WHAT YOU NEED TO DO: Type out the data exactly as given. Skip any image.

GIVEN DATA:
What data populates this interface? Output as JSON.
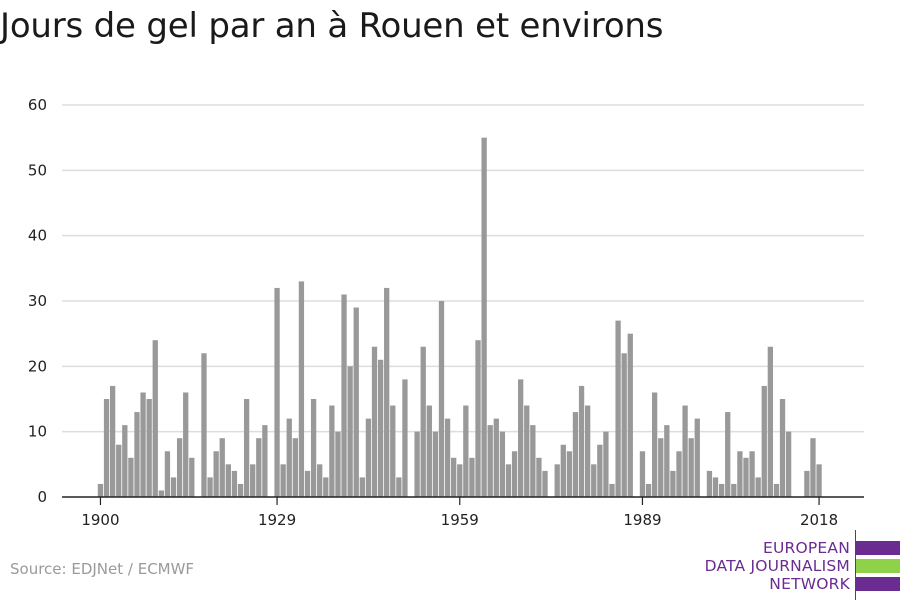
{
  "title": "Jours de gel par an à Rouen et environs",
  "source": "Source: EDJNet / ECMWF",
  "logo": {
    "lines": [
      "EUROPEAN",
      "DATA JOURNALISM",
      "NETWORK"
    ],
    "colors": {
      "purple": "#6b2c91",
      "green": "#8fd24a"
    }
  },
  "colors": {
    "bar": "#999999",
    "grid": "#dddddd",
    "axis": "#222222"
  },
  "chart_data": {
    "type": "bar",
    "title": "Jours de gel par an à Rouen et environs",
    "xlabel": "",
    "ylabel": "",
    "ylim": [
      0,
      60
    ],
    "yticks": [
      0,
      10,
      20,
      30,
      40,
      50,
      60
    ],
    "xticks": [
      1900,
      1929,
      1959,
      1989,
      2018
    ],
    "grid": true,
    "x": [
      1900,
      1901,
      1902,
      1903,
      1904,
      1905,
      1906,
      1907,
      1908,
      1909,
      1910,
      1911,
      1912,
      1913,
      1914,
      1915,
      1916,
      1917,
      1918,
      1919,
      1920,
      1921,
      1922,
      1923,
      1924,
      1925,
      1926,
      1927,
      1928,
      1929,
      1930,
      1931,
      1932,
      1933,
      1934,
      1935,
      1936,
      1937,
      1938,
      1939,
      1940,
      1941,
      1942,
      1943,
      1944,
      1945,
      1946,
      1947,
      1948,
      1949,
      1950,
      1951,
      1952,
      1953,
      1954,
      1955,
      1956,
      1957,
      1958,
      1959,
      1960,
      1961,
      1962,
      1963,
      1964,
      1965,
      1966,
      1967,
      1968,
      1969,
      1970,
      1971,
      1972,
      1973,
      1974,
      1975,
      1976,
      1977,
      1978,
      1979,
      1980,
      1981,
      1982,
      1983,
      1984,
      1985,
      1986,
      1987,
      1988,
      1989,
      1990,
      1991,
      1992,
      1993,
      1994,
      1995,
      1996,
      1997,
      1998,
      1999,
      2000,
      2001,
      2002,
      2003,
      2004,
      2005,
      2006,
      2007,
      2008,
      2009,
      2010,
      2011,
      2012,
      2013,
      2014,
      2015,
      2016,
      2017,
      2018,
      2019
    ],
    "values": [
      2,
      15,
      17,
      8,
      11,
      6,
      13,
      16,
      15,
      24,
      1,
      7,
      3,
      9,
      16,
      6,
      0,
      22,
      3,
      7,
      9,
      5,
      4,
      2,
      15,
      5,
      9,
      11,
      0,
      32,
      5,
      12,
      9,
      33,
      4,
      15,
      5,
      3,
      14,
      10,
      31,
      20,
      29,
      3,
      12,
      23,
      21,
      32,
      14,
      3,
      18,
      0,
      10,
      23,
      14,
      10,
      30,
      12,
      6,
      5,
      14,
      6,
      24,
      55,
      11,
      12,
      10,
      5,
      7,
      18,
      14,
      11,
      6,
      4,
      0,
      5,
      8,
      7,
      13,
      17,
      14,
      5,
      8,
      10,
      2,
      27,
      22,
      25,
      0,
      7,
      2,
      16,
      9,
      11,
      4,
      7,
      14,
      9,
      12,
      0,
      4,
      3,
      2,
      13,
      2,
      7,
      6,
      7,
      3,
      17,
      23,
      2,
      15,
      10,
      0,
      0,
      4,
      9,
      5,
      0
    ]
  }
}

TASK SOLUTION:
What data populates this interface? Output as JSON.
{
  "title": "Jours de gel par an à Rouen et environs",
  "source": "Source: EDJNet / ECMWF",
  "logo": {
    "lines": [
      "EUROPEAN",
      "DATA JOURNALISM",
      "NETWORK"
    ],
    "colors": {
      "purple": "#6b2c91",
      "green": "#8fd24a"
    }
  },
  "colors": {
    "bar": "#999999",
    "grid": "#dddddd",
    "axis": "#222222"
  },
  "chart_data": {
    "type": "bar",
    "title": "Jours de gel par an à Rouen et environs",
    "xlabel": "",
    "ylabel": "",
    "ylim": [
      0,
      60
    ],
    "yticks": [
      0,
      10,
      20,
      30,
      40,
      50,
      60
    ],
    "xticks": [
      1900,
      1929,
      1959,
      1989,
      2018
    ],
    "grid": true,
    "x": [
      1900,
      1901,
      1902,
      1903,
      1904,
      1905,
      1906,
      1907,
      1908,
      1909,
      1910,
      1911,
      1912,
      1913,
      1914,
      1915,
      1916,
      1917,
      1918,
      1919,
      1920,
      1921,
      1922,
      1923,
      1924,
      1925,
      1926,
      1927,
      1928,
      1929,
      1930,
      1931,
      1932,
      1933,
      1934,
      1935,
      1936,
      1937,
      1938,
      1939,
      1940,
      1941,
      1942,
      1943,
      1944,
      1945,
      1946,
      1947,
      1948,
      1949,
      1950,
      1951,
      1952,
      1953,
      1954,
      1955,
      1956,
      1957,
      1958,
      1959,
      1960,
      1961,
      1962,
      1963,
      1964,
      1965,
      1966,
      1967,
      1968,
      1969,
      1970,
      1971,
      1972,
      1973,
      1974,
      1975,
      1976,
      1977,
      1978,
      1979,
      1980,
      1981,
      1982,
      1983,
      1984,
      1985,
      1986,
      1987,
      1988,
      1989,
      1990,
      1991,
      1992,
      1993,
      1994,
      1995,
      1996,
      1997,
      1998,
      1999,
      2000,
      2001,
      2002,
      2003,
      2004,
      2005,
      2006,
      2007,
      2008,
      2009,
      2010,
      2011,
      2012,
      2013,
      2014,
      2015,
      2016,
      2017,
      2018,
      2019
    ],
    "values": [
      2,
      15,
      17,
      8,
      11,
      6,
      13,
      16,
      15,
      24,
      1,
      7,
      3,
      9,
      16,
      6,
      0,
      22,
      3,
      7,
      9,
      5,
      4,
      2,
      15,
      5,
      9,
      11,
      0,
      32,
      5,
      12,
      9,
      33,
      4,
      15,
      5,
      3,
      14,
      10,
      31,
      20,
      29,
      3,
      12,
      23,
      21,
      32,
      14,
      3,
      18,
      0,
      10,
      23,
      14,
      10,
      30,
      12,
      6,
      5,
      14,
      6,
      24,
      55,
      11,
      12,
      10,
      5,
      7,
      18,
      14,
      11,
      6,
      4,
      0,
      5,
      8,
      7,
      13,
      17,
      14,
      5,
      8,
      10,
      2,
      27,
      22,
      25,
      0,
      7,
      2,
      16,
      9,
      11,
      4,
      7,
      14,
      9,
      12,
      0,
      4,
      3,
      2,
      13,
      2,
      7,
      6,
      7,
      3,
      17,
      23,
      2,
      15,
      10,
      0,
      0,
      4,
      9,
      5,
      0
    ]
  }
}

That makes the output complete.